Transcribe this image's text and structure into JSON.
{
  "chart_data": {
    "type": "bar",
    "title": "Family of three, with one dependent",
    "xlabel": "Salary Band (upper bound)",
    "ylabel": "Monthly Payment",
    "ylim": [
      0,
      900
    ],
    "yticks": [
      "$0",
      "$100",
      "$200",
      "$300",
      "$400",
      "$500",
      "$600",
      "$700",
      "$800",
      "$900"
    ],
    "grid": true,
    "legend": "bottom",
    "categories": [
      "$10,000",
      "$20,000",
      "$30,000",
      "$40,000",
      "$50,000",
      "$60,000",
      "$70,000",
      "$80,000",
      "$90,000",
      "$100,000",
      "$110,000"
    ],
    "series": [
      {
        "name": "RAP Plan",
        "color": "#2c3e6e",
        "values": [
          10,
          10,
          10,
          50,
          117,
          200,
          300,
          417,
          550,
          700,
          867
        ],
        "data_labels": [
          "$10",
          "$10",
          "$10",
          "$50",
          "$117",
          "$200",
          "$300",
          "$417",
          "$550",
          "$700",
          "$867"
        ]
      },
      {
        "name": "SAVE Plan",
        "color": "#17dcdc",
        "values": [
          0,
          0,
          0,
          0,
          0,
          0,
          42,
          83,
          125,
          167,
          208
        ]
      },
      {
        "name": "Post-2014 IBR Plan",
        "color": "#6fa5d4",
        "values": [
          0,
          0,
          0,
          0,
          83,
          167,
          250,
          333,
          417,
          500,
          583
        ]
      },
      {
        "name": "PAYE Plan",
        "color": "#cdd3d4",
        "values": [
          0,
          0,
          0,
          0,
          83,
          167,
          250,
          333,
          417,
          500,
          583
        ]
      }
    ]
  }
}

→ SHORT PROBLEM:
Copy the data above in full, character for character.

→ PROBLEM SOLUTION:
Transcribe this image's text and structure into JSON.
{
  "chart_data": {
    "type": "bar",
    "title": "Family of three, with one dependent",
    "xlabel": "Salary Band (upper bound)",
    "ylabel": "Monthly Payment",
    "ylim": [
      0,
      900
    ],
    "yticks": [
      "$0",
      "$100",
      "$200",
      "$300",
      "$400",
      "$500",
      "$600",
      "$700",
      "$800",
      "$900"
    ],
    "grid": true,
    "legend": "bottom",
    "categories": [
      "$10,000",
      "$20,000",
      "$30,000",
      "$40,000",
      "$50,000",
      "$60,000",
      "$70,000",
      "$80,000",
      "$90,000",
      "$100,000",
      "$110,000"
    ],
    "series": [
      {
        "name": "RAP Plan",
        "color": "#2c3e6e",
        "values": [
          10,
          10,
          10,
          50,
          117,
          200,
          300,
          417,
          550,
          700,
          867
        ],
        "data_labels": [
          "$10",
          "$10",
          "$10",
          "$50",
          "$117",
          "$200",
          "$300",
          "$417",
          "$550",
          "$700",
          "$867"
        ]
      },
      {
        "name": "SAVE Plan",
        "color": "#17dcdc",
        "values": [
          0,
          0,
          0,
          0,
          0,
          0,
          42,
          83,
          125,
          167,
          208
        ]
      },
      {
        "name": "Post-2014 IBR Plan",
        "color": "#6fa5d4",
        "values": [
          0,
          0,
          0,
          0,
          83,
          167,
          250,
          333,
          417,
          500,
          583
        ]
      },
      {
        "name": "PAYE Plan",
        "color": "#cdd3d4",
        "values": [
          0,
          0,
          0,
          0,
          83,
          167,
          250,
          333,
          417,
          500,
          583
        ]
      }
    ]
  }
}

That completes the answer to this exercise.